### What the task asks:
Copy out every line exactly as given.

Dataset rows
============

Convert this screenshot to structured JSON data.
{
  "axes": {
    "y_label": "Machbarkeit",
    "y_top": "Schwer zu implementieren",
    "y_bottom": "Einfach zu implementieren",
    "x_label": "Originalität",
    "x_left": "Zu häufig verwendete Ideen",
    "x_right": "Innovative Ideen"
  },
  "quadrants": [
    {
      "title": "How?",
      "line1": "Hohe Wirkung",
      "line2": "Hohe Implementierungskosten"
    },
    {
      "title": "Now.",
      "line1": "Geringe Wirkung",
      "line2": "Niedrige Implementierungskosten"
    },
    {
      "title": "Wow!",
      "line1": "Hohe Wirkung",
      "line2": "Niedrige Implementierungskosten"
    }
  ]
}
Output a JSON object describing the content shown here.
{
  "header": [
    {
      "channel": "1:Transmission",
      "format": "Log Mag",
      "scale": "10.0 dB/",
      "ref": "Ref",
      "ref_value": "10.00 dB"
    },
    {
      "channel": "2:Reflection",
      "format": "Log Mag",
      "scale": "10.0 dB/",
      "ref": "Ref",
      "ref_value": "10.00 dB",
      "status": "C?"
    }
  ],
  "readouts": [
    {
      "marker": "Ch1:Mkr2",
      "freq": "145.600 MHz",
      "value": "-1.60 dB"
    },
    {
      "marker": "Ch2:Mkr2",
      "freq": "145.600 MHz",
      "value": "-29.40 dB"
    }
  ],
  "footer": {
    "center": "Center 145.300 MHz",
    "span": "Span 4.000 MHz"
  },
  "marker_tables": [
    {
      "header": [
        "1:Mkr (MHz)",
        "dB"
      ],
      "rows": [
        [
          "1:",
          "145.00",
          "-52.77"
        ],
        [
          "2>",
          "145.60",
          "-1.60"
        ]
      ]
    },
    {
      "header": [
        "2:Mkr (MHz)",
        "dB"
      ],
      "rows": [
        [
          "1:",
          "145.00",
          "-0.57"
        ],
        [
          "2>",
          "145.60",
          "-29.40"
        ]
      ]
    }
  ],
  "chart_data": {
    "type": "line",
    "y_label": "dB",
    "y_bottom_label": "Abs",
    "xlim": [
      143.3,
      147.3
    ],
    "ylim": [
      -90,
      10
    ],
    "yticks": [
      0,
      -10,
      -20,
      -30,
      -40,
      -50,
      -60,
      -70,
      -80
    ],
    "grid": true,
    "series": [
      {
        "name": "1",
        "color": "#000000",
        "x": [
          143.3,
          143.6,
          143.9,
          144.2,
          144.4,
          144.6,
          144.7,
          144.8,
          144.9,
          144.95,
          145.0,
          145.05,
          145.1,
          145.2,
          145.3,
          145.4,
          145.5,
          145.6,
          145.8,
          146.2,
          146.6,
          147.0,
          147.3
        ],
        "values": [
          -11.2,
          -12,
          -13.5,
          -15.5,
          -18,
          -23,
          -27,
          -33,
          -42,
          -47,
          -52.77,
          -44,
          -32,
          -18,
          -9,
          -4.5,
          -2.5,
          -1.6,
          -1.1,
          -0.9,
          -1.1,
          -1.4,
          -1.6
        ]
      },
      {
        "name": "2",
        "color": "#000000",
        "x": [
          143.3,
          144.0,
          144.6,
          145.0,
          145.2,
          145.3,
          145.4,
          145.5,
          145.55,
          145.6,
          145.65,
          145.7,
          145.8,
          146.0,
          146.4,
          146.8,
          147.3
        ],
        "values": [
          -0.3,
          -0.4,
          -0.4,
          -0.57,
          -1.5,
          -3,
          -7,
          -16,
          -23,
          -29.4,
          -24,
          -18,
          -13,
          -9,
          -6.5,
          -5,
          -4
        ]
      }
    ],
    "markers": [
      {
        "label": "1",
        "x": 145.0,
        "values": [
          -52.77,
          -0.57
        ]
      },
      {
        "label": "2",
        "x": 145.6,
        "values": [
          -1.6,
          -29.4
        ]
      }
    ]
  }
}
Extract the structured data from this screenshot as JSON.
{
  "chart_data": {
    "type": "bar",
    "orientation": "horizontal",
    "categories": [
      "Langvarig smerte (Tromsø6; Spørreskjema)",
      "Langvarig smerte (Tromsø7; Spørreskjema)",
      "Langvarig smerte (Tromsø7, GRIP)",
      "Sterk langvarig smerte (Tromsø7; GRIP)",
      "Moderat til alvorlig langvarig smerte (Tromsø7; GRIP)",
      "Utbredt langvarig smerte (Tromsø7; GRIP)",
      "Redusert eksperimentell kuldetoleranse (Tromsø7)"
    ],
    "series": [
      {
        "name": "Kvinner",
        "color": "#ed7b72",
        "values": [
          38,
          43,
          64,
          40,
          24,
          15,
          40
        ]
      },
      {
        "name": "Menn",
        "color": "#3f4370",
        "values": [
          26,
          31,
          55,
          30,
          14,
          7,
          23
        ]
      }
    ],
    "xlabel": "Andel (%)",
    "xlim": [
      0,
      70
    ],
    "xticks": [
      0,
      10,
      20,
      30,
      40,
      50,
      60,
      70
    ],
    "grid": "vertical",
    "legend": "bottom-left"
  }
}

============

### Solution to this problem:
Convert this screenshot to structured JSON data.
{
  "axes": {
    "y_label": "Machbarkeit",
    "y_top": "Schwer zu implementieren",
    "y_bottom": "Einfach zu implementieren",
    "x_label": "Originalität",
    "x_left": "Zu häufig verwendete Ideen",
    "x_right": "Innovative Ideen"
  },
  "quadrants": [
    {
      "title": "How?",
      "line1": "Hohe Wirkung",
      "line2": "Hohe Implementierungskosten"
    },
    {
      "title": "Now.",
      "line1": "Geringe Wirkung",
      "line2": "Niedrige Implementierungskosten"
    },
    {
      "title": "Wow!",
      "line1": "Hohe Wirkung",
      "line2": "Niedrige Implementierungskosten"
    }
  ]
}
Output a JSON object describing the content shown here.
{
  "header": [
    {
      "channel": "1:Transmission",
      "format": "Log Mag",
      "scale": "10.0 dB/",
      "ref": "Ref",
      "ref_value": "10.00 dB"
    },
    {
      "channel": "2:Reflection",
      "format": "Log Mag",
      "scale": "10.0 dB/",
      "ref": "Ref",
      "ref_value": "10.00 dB",
      "status": "C?"
    }
  ],
  "readouts": [
    {
      "marker": "Ch1:Mkr2",
      "freq": "145.600 MHz",
      "value": "-1.60 dB"
    },
    {
      "marker": "Ch2:Mkr2",
      "freq": "145.600 MHz",
      "value": "-29.40 dB"
    }
  ],
  "footer": {
    "center": "Center 145.300 MHz",
    "span": "Span 4.000 MHz"
  },
  "marker_tables": [
    {
      "header": [
        "1:Mkr (MHz)",
        "dB"
      ],
      "rows": [
        [
          "1:",
          "145.00",
          "-52.77"
        ],
        [
          "2>",
          "145.60",
          "-1.60"
        ]
      ]
    },
    {
      "header": [
        "2:Mkr (MHz)",
        "dB"
      ],
      "rows": [
        [
          "1:",
          "145.00",
          "-0.57"
        ],
        [
          "2>",
          "145.60",
          "-29.40"
        ]
      ]
    }
  ],
  "chart_data": {
    "type": "line",
    "y_label": "dB",
    "y_bottom_label": "Abs",
    "xlim": [
      143.3,
      147.3
    ],
    "ylim": [
      -90,
      10
    ],
    "yticks": [
      0,
      -10,
      -20,
      -30,
      -40,
      -50,
      -60,
      -70,
      -80
    ],
    "grid": true,
    "series": [
      {
        "name": "1",
        "color": "#000000",
        "x": [
          143.3,
          143.6,
          143.9,
          144.2,
          144.4,
          144.6,
          144.7,
          144.8,
          144.9,
          144.95,
          145.0,
          145.05,
          145.1,
          145.2,
          145.3,
          145.4,
          145.5,
          145.6,
          145.8,
          146.2,
          146.6,
          147.0,
          147.3
        ],
        "values": [
          -11.2,
          -12,
          -13.5,
          -15.5,
          -18,
          -23,
          -27,
          -33,
          -42,
          -47,
          -52.77,
          -44,
          -32,
          -18,
          -9,
          -4.5,
          -2.5,
          -1.6,
          -1.1,
          -0.9,
          -1.1,
          -1.4,
          -1.6
        ]
      },
      {
        "name": "2",
        "color": "#000000",
        "x": [
          143.3,
          144.0,
          144.6,
          145.0,
          145.2,
          145.3,
          145.4,
          145.5,
          145.55,
          145.6,
          145.65,
          145.7,
          145.8,
          146.0,
          146.4,
          146.8,
          147.3
        ],
        "values": [
          -0.3,
          -0.4,
          -0.4,
          -0.57,
          -1.5,
          -3,
          -7,
          -16,
          -23,
          -29.4,
          -24,
          -18,
          -13,
          -9,
          -6.5,
          -5,
          -4
        ]
      }
    ],
    "markers": [
      {
        "label": "1",
        "x": 145.0,
        "values": [
          -52.77,
          -0.57
        ]
      },
      {
        "label": "2",
        "x": 145.6,
        "values": [
          -1.6,
          -29.4
        ]
      }
    ]
  }
}
Extract the structured data from this screenshot as JSON.
{
  "chart_data": {
    "type": "bar",
    "orientation": "horizontal",
    "categories": [
      "Langvarig smerte (Tromsø6; Spørreskjema)",
      "Langvarig smerte (Tromsø7; Spørreskjema)",
      "Langvarig smerte (Tromsø7, GRIP)",
      "Sterk langvarig smerte (Tromsø7; GRIP)",
      "Moderat til alvorlig langvarig smerte (Tromsø7; GRIP)",
      "Utbredt langvarig smerte (Tromsø7; GRIP)",
      "Redusert eksperimentell kuldetoleranse (Tromsø7)"
    ],
    "series": [
      {
        "name": "Kvinner",
        "color": "#ed7b72",
        "values": [
          38,
          43,
          64,
          40,
          24,
          15,
          40
        ]
      },
      {
        "name": "Menn",
        "color": "#3f4370",
        "values": [
          26,
          31,
          55,
          30,
          14,
          7,
          23
        ]
      }
    ],
    "xlabel": "Andel (%)",
    "xlim": [
      0,
      70
    ],
    "xticks": [
      0,
      10,
      20,
      30,
      40,
      50,
      60,
      70
    ],
    "grid": "vertical",
    "legend": "bottom-left"
  }
}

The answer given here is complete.